Quote the entries that follow exactly, leaving none out.

■ ENTRIES PROVIDED

— BEGIN —

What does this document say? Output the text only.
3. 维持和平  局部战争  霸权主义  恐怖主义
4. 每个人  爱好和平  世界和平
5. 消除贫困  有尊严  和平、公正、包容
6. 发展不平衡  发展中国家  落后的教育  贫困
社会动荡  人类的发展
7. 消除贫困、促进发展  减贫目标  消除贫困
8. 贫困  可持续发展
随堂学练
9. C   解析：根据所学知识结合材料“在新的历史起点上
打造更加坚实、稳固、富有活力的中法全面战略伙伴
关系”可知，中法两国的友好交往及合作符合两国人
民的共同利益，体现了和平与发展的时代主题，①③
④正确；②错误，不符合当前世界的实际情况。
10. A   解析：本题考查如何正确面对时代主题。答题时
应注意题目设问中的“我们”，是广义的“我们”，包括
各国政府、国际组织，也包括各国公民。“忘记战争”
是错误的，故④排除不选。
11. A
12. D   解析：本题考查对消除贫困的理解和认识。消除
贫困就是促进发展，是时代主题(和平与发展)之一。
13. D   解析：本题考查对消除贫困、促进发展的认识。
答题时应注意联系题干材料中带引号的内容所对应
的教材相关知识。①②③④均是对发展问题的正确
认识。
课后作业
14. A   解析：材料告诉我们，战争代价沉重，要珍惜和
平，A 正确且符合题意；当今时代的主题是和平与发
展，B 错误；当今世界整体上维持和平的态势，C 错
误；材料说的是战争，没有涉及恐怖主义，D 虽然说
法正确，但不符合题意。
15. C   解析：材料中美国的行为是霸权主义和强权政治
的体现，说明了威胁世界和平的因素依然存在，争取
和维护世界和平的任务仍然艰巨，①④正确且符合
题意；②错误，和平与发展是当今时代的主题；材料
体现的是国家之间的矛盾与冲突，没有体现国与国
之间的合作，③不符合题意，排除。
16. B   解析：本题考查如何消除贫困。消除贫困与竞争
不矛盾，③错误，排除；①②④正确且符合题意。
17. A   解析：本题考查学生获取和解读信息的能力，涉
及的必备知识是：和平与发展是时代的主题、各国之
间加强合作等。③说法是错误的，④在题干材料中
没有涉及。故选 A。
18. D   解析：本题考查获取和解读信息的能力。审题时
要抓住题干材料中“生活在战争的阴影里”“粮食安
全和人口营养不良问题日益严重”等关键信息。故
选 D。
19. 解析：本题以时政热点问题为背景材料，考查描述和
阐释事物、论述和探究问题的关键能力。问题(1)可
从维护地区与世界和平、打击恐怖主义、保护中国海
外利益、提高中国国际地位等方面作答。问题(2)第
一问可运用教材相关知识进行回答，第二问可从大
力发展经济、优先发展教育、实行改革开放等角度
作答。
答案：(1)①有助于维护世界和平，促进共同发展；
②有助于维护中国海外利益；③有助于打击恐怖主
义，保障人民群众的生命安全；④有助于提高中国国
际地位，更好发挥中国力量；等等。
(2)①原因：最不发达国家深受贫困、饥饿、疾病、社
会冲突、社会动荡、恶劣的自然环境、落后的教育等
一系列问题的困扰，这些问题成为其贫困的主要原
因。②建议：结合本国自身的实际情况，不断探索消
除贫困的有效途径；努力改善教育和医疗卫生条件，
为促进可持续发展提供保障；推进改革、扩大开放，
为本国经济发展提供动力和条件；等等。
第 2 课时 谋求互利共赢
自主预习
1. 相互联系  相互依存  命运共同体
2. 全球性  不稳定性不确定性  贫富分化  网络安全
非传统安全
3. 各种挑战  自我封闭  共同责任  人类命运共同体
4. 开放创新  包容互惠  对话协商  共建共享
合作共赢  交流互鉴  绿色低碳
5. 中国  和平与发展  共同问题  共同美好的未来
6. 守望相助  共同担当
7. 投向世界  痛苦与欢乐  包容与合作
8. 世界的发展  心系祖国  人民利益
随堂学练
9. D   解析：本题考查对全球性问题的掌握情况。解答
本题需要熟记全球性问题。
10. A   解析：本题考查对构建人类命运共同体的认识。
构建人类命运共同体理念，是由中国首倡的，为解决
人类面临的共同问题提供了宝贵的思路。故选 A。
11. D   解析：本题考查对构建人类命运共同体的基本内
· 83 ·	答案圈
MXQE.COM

— END —

■ FINAL RESULT
What does this document say? Output the text only.
3. 维持和平  局部战争  霸权主义  恐怖主义
4. 每个人  爱好和平  世界和平
5. 消除贫困  有尊严  和平、公正、包容
6. 发展不平衡  发展中国家  落后的教育  贫困
社会动荡  人类的发展
7. 消除贫困、促进发展  减贫目标  消除贫困
8. 贫困  可持续发展
随堂学练
9. C   解析：根据所学知识结合材料“在新的历史起点上
打造更加坚实、稳固、富有活力的中法全面战略伙伴
关系”可知，中法两国的友好交往及合作符合两国人
民的共同利益，体现了和平与发展的时代主题，①③
④正确；②错误，不符合当前世界的实际情况。
10. A   解析：本题考查如何正确面对时代主题。答题时
应注意题目设问中的“我们”，是广义的“我们”，包括
各国政府、国际组织，也包括各国公民。“忘记战争”
是错误的，故④排除不选。
11. A
12. D   解析：本题考查对消除贫困的理解和认识。消除
贫困就是促进发展，是时代主题(和平与发展)之一。
13. D   解析：本题考查对消除贫困、促进发展的认识。
答题时应注意联系题干材料中带引号的内容所对应
的教材相关知识。①②③④均是对发展问题的正确
认识。
课后作业
14. A   解析：材料告诉我们，战争代价沉重，要珍惜和
平，A 正确且符合题意；当今时代的主题是和平与发
展，B 错误；当今世界整体上维持和平的态势，C 错
误；材料说的是战争，没有涉及恐怖主义，D 虽然说
法正确，但不符合题意。
15. C   解析：材料中美国的行为是霸权主义和强权政治
的体现，说明了威胁世界和平的因素依然存在，争取
和维护世界和平的任务仍然艰巨，①④正确且符合
题意；②错误，和平与发展是当今时代的主题；材料
体现的是国家之间的矛盾与冲突，没有体现国与国
之间的合作，③不符合题意，排除。
16. B   解析：本题考查如何消除贫困。消除贫困与竞争
不矛盾，③错误，排除；①②④正确且符合题意。
17. A   解析：本题考查学生获取和解读信息的能力，涉
及的必备知识是：和平与发展是时代的主题、各国之
间加强合作等。③说法是错误的，④在题干材料中
没有涉及。故选 A。
18. D   解析：本题考查获取和解读信息的能力。审题时
要抓住题干材料中“生活在战争的阴影里”“粮食安
全和人口营养不良问题日益严重”等关键信息。故
选 D。
19. 解析：本题以时政热点问题为背景材料，考查描述和
阐释事物、论述和探究问题的关键能力。问题(1)可
从维护地区与世界和平、打击恐怖主义、保护中国海
外利益、提高中国国际地位等方面作答。问题(2)第
一问可运用教材相关知识进行回答，第二问可从大
力发展经济、优先发展教育、实行改革开放等角度
作答。
答案：(1)①有助于维护世界和平，促进共同发展；
②有助于维护中国海外利益；③有助于打击恐怖主
义，保障人民群众的生命安全；④有助于提高中国国
际地位，更好发挥中国力量；等等。
(2)①原因：最不发达国家深受贫困、饥饿、疾病、社
会冲突、社会动荡、恶劣的自然环境、落后的教育等
一系列问题的困扰，这些问题成为其贫困的主要原
因。②建议：结合本国自身的实际情况，不断探索消
除贫困的有效途径；努力改善教育和医疗卫生条件，
为促进可持续发展提供保障；推进改革、扩大开放，
为本国经济发展提供动力和条件；等等。
第 2 课时 谋求互利共赢
自主预习
1. 相互联系  相互依存  命运共同体
2. 全球性  不稳定性不确定性  贫富分化  网络安全
非传统安全
3. 各种挑战  自我封闭  共同责任  人类命运共同体
4. 开放创新  包容互惠  对话协商  共建共享
合作共赢  交流互鉴  绿色低碳
5. 中国  和平与发展  共同问题  共同美好的未来
6. 守望相助  共同担当
7. 投向世界  痛苦与欢乐  包容与合作
8. 世界的发展  心系祖国  人民利益
随堂学练
9. D   解析：本题考查对全球性问题的掌握情况。解答
本题需要熟记全球性问题。
10. A   解析：本题考查对构建人类命运共同体的认识。
构建人类命运共同体理念，是由中国首倡的，为解决
人类面临的共同问题提供了宝贵的思路。故选 A。
11. D   解析：本题考查对构建人类命运共同体的基本内
· 83 ·	答案圈
MXQE.COM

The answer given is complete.